* BEGIN Data provided *

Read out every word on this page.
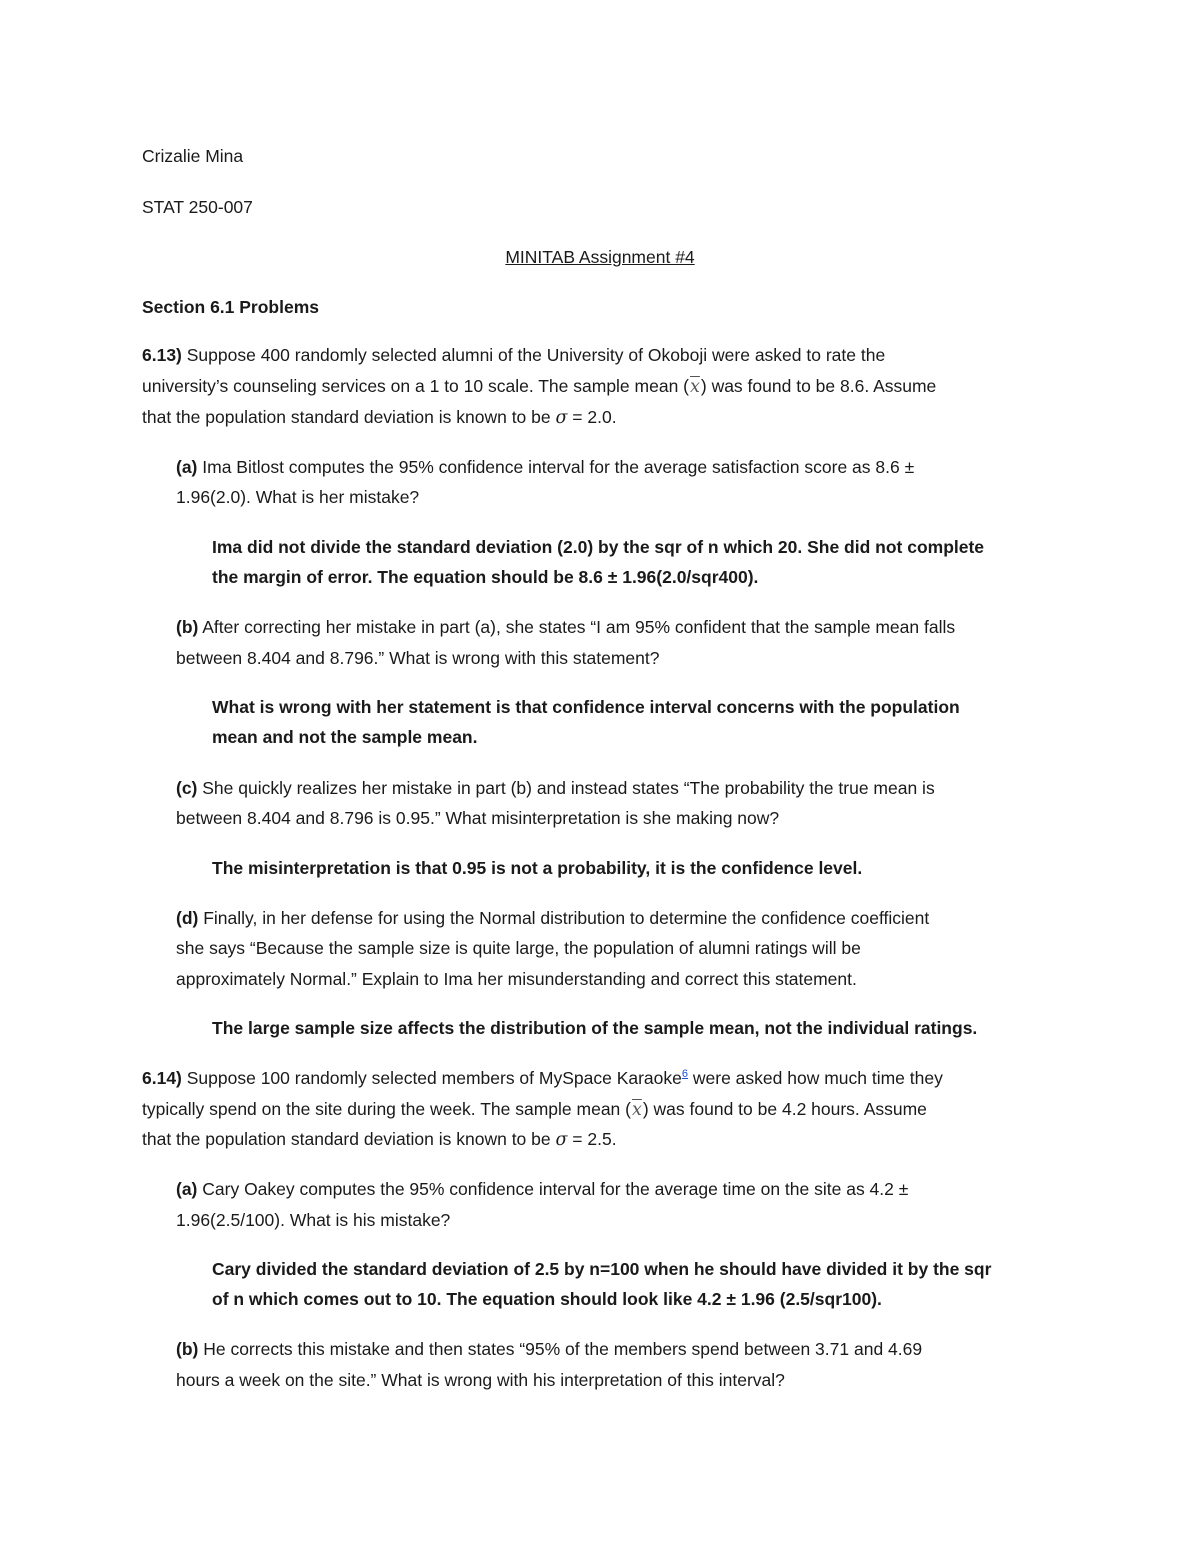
Crizalie Mina
STAT 250-007
MINITAB Assignment #4
Section 6.1 Problems
6.13) Suppose 400 randomly selected alumni of the University of Okoboji were asked to rate the
university’s counseling services on a 1 to 10 scale. The sample mean $(\overline{x})$ was found to be 8.6. Assume
that the population standard deviation is known to be σ = 2.0.
(a) Ima Bitlost computes the 95% confidence interval for the average satisfaction score as 8.6 ±
1.96(2.0). What is her mistake?
Ima did not divide the standard deviation (2.0) by the sqr of n which 20. She did not complete
the margin of error. The equation should be 8.6 ± 1.96(2.0/sqr400).
(b) After correcting her mistake in part (a), she states “I am 95% confident that the sample mean falls
between 8.404 and 8.796.” What is wrong with this statement?
What is wrong with her statement is that confidence interval concerns with the population
mean and not the sample mean.
(c) She quickly realizes her mistake in part (b) and instead states “The probability the true mean is
between 8.404 and 8.796 is 0.95.” What misinterpretation is she making now?
The misinterpretation is that 0.95 is not a probability, it is the confidence level.
(d) Finally, in her defense for using the Normal distribution to determine the confidence coefficient
she says “Because the sample size is quite large, the population of alumni ratings will be
approximately Normal.” Explain to Ima her misunderstanding and correct this statement.
The large sample size affects the distribution of the sample mean, not the individual ratings.
6.14) Suppose 100 randomly selected members of MySpace Karaoke$^6$ were asked how much time they
typically spend on the site during the week. The sample mean $(\overline{x})$ was found to be 4.2 hours. Assume
that the population standard deviation is known to be σ = 2.5.
(a) Cary Oakey computes the 95% confidence interval for the average time on the site as 4.2 ±
1.96(2.5/100). What is his mistake?
Cary divided the standard deviation of 2.5 by n=100 when he should have divided it by the sqr
of n which comes out to 10. The equation should look like 4.2 ± 1.96 (2.5/sqr100).
(b) He corrects this mistake and then states “95% of the members spend between 3.71 and 4.69
hours a week on the site.” What is wrong with his interpretation of this interval?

* END Data provided *

▸ **Request**
A faithful copy of the records above is needed, with the pictures left out.

▸ **The reply**
Read out every word on this page.
Crizalie Mina
STAT 250-007
MINITAB Assignment #4
Section 6.1 Problems
6.13) Suppose 400 randomly selected alumni of the University of Okoboji were asked to rate the
university’s counseling services on a 1 to 10 scale. The sample mean $(\overline{x})$ was found to be 8.6. Assume
that the population standard deviation is known to be σ = 2.0.
(a) Ima Bitlost computes the 95% confidence interval for the average satisfaction score as 8.6 ±
1.96(2.0). What is her mistake?
Ima did not divide the standard deviation (2.0) by the sqr of n which 20. She did not complete
the margin of error. The equation should be 8.6 ± 1.96(2.0/sqr400).
(b) After correcting her mistake in part (a), she states “I am 95% confident that the sample mean falls
between 8.404 and 8.796.” What is wrong with this statement?
What is wrong with her statement is that confidence interval concerns with the population
mean and not the sample mean.
(c) She quickly realizes her mistake in part (b) and instead states “The probability the true mean is
between 8.404 and 8.796 is 0.95.” What misinterpretation is she making now?
The misinterpretation is that 0.95 is not a probability, it is the confidence level.
(d) Finally, in her defense for using the Normal distribution to determine the confidence coefficient
she says “Because the sample size is quite large, the population of alumni ratings will be
approximately Normal.” Explain to Ima her misunderstanding and correct this statement.
The large sample size affects the distribution of the sample mean, not the individual ratings.
6.14) Suppose 100 randomly selected members of MySpace Karaoke$^6$ were asked how much time they
typically spend on the site during the week. The sample mean $(\overline{x})$ was found to be 4.2 hours. Assume
that the population standard deviation is known to be σ = 2.5.
(a) Cary Oakey computes the 95% confidence interval for the average time on the site as 4.2 ±
1.96(2.5/100). What is his mistake?
Cary divided the standard deviation of 2.5 by n=100 when he should have divided it by the sqr
of n which comes out to 10. The equation should look like 4.2 ± 1.96 (2.5/sqr100).
(b) He corrects this mistake and then states “95% of the members spend between 3.71 and 4.69
hours a week on the site.” What is wrong with his interpretation of this interval?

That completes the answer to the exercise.